What you need to do: Below are some records; reproduce every one of them exactly.

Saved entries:
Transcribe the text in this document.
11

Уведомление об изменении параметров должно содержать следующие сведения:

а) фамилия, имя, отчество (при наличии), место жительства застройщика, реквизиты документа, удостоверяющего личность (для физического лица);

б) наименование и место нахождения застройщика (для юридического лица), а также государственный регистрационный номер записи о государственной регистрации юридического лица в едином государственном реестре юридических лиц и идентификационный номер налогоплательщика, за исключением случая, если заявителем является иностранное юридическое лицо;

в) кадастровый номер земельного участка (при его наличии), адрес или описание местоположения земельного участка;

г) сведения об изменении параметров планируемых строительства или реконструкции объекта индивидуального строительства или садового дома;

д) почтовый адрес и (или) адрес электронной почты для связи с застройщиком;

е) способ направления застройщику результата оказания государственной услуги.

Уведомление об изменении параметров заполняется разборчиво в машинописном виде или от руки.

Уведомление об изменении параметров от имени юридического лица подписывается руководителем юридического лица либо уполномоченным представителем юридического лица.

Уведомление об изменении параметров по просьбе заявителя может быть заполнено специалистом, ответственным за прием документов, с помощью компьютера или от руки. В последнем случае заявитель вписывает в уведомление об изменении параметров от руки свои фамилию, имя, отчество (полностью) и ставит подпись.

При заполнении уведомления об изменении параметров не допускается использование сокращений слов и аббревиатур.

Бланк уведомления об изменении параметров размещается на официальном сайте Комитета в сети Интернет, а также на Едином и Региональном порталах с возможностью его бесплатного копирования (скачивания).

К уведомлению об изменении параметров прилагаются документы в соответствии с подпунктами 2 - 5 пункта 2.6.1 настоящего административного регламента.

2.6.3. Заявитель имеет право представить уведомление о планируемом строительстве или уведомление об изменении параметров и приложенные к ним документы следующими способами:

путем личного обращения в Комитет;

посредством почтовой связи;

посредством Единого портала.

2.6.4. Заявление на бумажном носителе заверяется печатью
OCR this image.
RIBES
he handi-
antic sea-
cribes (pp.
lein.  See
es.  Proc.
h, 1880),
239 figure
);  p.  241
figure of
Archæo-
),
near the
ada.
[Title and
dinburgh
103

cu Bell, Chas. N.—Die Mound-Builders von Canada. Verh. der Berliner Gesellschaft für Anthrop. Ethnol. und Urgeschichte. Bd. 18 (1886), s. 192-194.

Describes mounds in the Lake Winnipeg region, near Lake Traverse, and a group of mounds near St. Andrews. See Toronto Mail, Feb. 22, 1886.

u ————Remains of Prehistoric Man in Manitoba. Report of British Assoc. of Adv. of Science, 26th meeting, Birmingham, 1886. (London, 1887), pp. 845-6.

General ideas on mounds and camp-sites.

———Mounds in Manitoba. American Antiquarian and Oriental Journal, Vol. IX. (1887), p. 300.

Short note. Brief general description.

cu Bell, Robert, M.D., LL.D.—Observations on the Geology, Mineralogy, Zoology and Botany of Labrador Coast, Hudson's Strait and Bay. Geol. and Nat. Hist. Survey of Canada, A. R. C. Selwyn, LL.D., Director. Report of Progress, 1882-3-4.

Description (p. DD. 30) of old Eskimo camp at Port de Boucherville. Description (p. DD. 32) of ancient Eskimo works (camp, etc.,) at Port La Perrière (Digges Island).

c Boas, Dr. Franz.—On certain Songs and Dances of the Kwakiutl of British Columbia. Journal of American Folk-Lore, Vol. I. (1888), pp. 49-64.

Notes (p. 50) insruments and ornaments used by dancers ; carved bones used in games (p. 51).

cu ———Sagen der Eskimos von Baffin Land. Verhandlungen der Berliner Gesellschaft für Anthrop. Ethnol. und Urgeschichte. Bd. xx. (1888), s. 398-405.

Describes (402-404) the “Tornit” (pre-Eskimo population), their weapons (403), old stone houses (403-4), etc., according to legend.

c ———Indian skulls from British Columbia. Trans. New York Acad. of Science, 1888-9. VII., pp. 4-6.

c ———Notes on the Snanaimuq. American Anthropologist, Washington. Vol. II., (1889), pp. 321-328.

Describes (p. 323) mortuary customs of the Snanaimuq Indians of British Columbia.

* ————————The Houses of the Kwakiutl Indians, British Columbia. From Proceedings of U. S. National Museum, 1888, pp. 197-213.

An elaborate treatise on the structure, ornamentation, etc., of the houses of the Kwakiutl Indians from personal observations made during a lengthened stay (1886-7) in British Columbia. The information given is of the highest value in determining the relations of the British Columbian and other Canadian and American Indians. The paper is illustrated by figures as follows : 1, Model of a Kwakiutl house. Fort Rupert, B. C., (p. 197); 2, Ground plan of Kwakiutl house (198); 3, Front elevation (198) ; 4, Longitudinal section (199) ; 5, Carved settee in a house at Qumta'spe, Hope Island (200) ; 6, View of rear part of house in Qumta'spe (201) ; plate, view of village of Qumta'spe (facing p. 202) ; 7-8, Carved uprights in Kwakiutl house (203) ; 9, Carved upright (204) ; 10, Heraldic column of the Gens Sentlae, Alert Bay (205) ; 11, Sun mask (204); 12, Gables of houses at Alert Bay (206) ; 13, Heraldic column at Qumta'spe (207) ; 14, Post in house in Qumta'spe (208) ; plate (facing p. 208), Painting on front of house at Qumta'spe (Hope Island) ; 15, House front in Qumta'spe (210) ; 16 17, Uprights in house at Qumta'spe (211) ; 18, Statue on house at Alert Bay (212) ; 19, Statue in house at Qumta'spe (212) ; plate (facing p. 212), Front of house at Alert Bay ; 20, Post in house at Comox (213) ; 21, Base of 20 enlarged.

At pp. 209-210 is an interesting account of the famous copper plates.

Response to the task:
Transcribe the text in this document.
11

Уведомление об изменении параметров должно содержать следующие сведения:

а) фамилия, имя, отчество (при наличии), место жительства застройщика, реквизиты документа, удостоверяющего личность (для физического лица);

б) наименование и место нахождения застройщика (для юридического лица), а также государственный регистрационный номер записи о государственной регистрации юридического лица в едином государственном реестре юридических лиц и идентификационный номер налогоплательщика, за исключением случая, если заявителем является иностранное юридическое лицо;

в) кадастровый номер земельного участка (при его наличии), адрес или описание местоположения земельного участка;

г) сведения об изменении параметров планируемых строительства или реконструкции объекта индивидуального строительства или садового дома;

д) почтовый адрес и (или) адрес электронной почты для связи с застройщиком;

е) способ направления застройщику результата оказания государственной услуги.

Уведомление об изменении параметров заполняется разборчиво в машинописном виде или от руки.

Уведомление об изменении параметров от имени юридического лица подписывается руководителем юридического лица либо уполномоченным представителем юридического лица.

Уведомление об изменении параметров по просьбе заявителя может быть заполнено специалистом, ответственным за прием документов, с помощью компьютера или от руки. В последнем случае заявитель вписывает в уведомление об изменении параметров от руки свои фамилию, имя, отчество (полностью) и ставит подпись.

При заполнении уведомления об изменении параметров не допускается использование сокращений слов и аббревиатур.

Бланк уведомления об изменении параметров размещается на официальном сайте Комитета в сети Интернет, а также на Едином и Региональном порталах с возможностью его бесплатного копирования (скачивания).

К уведомлению об изменении параметров прилагаются документы в соответствии с подпунктами 2 - 5 пункта 2.6.1 настоящего административного регламента.

2.6.3. Заявитель имеет право представить уведомление о планируемом строительстве или уведомление об изменении параметров и приложенные к ним документы следующими способами:

путем личного обращения в Комитет;

посредством почтовой связи;

посредством Единого портала.

2.6.4. Заявление на бумажном носителе заверяется печатью
OCR this image.
RIBES
he handi-
antic sea-
cribes (pp.
lein.  See
es.  Proc.
h, 1880),
239 figure
);  p.  241
figure of
Archæo-
),
near the
ada.
[Title and
dinburgh
103

cu Bell, Chas. N.—Die Mound-Builders von Canada. Verh. der Berliner Gesellschaft für Anthrop. Ethnol. und Urgeschichte. Bd. 18 (1886), s. 192-194.

Describes mounds in the Lake Winnipeg region, near Lake Traverse, and a group of mounds near St. Andrews. See Toronto Mail, Feb. 22, 1886.

u ————Remains of Prehistoric Man in Manitoba. Report of British Assoc. of Adv. of Science, 26th meeting, Birmingham, 1886. (London, 1887), pp. 845-6.

General ideas on mounds and camp-sites.

———Mounds in Manitoba. American Antiquarian and Oriental Journal, Vol. IX. (1887), p. 300.

Short note. Brief general description.

cu Bell, Robert, M.D., LL.D.—Observations on the Geology, Mineralogy, Zoology and Botany of Labrador Coast, Hudson's Strait and Bay. Geol. and Nat. Hist. Survey of Canada, A. R. C. Selwyn, LL.D., Director. Report of Progress, 1882-3-4.

Description (p. DD. 30) of old Eskimo camp at Port de Boucherville. Description (p. DD. 32) of ancient Eskimo works (camp, etc.,) at Port La Perrière (Digges Island).

c Boas, Dr. Franz.—On certain Songs and Dances of the Kwakiutl of British Columbia. Journal of American Folk-Lore, Vol. I. (1888), pp. 49-64.

Notes (p. 50) insruments and ornaments used by dancers ; carved bones used in games (p. 51).

cu ———Sagen der Eskimos von Baffin Land. Verhandlungen der Berliner Gesellschaft für Anthrop. Ethnol. und Urgeschichte. Bd. xx. (1888), s. 398-405.

Describes (402-404) the “Tornit” (pre-Eskimo population), their weapons (403), old stone houses (403-4), etc., according to legend.

c ———Indian skulls from British Columbia. Trans. New York Acad. of Science, 1888-9. VII., pp. 4-6.

c ———Notes on the Snanaimuq. American Anthropologist, Washington. Vol. II., (1889), pp. 321-328.

Describes (p. 323) mortuary customs of the Snanaimuq Indians of British Columbia.

* ————————The Houses of the Kwakiutl Indians, British Columbia. From Proceedings of U. S. National Museum, 1888, pp. 197-213.

An elaborate treatise on the structure, ornamentation, etc., of the houses of the Kwakiutl Indians from personal observations made during a lengthened stay (1886-7) in British Columbia. The information given is of the highest value in determining the relations of the British Columbian and other Canadian and American Indians. The paper is illustrated by figures as follows : 1, Model of a Kwakiutl house. Fort Rupert, B. C., (p. 197); 2, Ground plan of Kwakiutl house (198); 3, Front elevation (198) ; 4, Longitudinal section (199) ; 5, Carved settee in a house at Qumta'spe, Hope Island (200) ; 6, View of rear part of house in Qumta'spe (201) ; plate, view of village of Qumta'spe (facing p. 202) ; 7-8, Carved uprights in Kwakiutl house (203) ; 9, Carved upright (204) ; 10, Heraldic column of the Gens Sentlae, Alert Bay (205) ; 11, Sun mask (204); 12, Gables of houses at Alert Bay (206) ; 13, Heraldic column at Qumta'spe (207) ; 14, Post in house in Qumta'spe (208) ; plate (facing p. 208), Painting on front of house at Qumta'spe (Hope Island) ; 15, House front in Qumta'spe (210) ; 16 17, Uprights in house at Qumta'spe (211) ; 18, Statue on house at Alert Bay (212) ; 19, Statue in house at Qumta'spe (212) ; plate (facing p. 212), Front of house at Alert Bay ; 20, Post in house at Comox (213) ; 21, Base of 20 enlarged.

At pp. 209-210 is an interesting account of the famous copper plates.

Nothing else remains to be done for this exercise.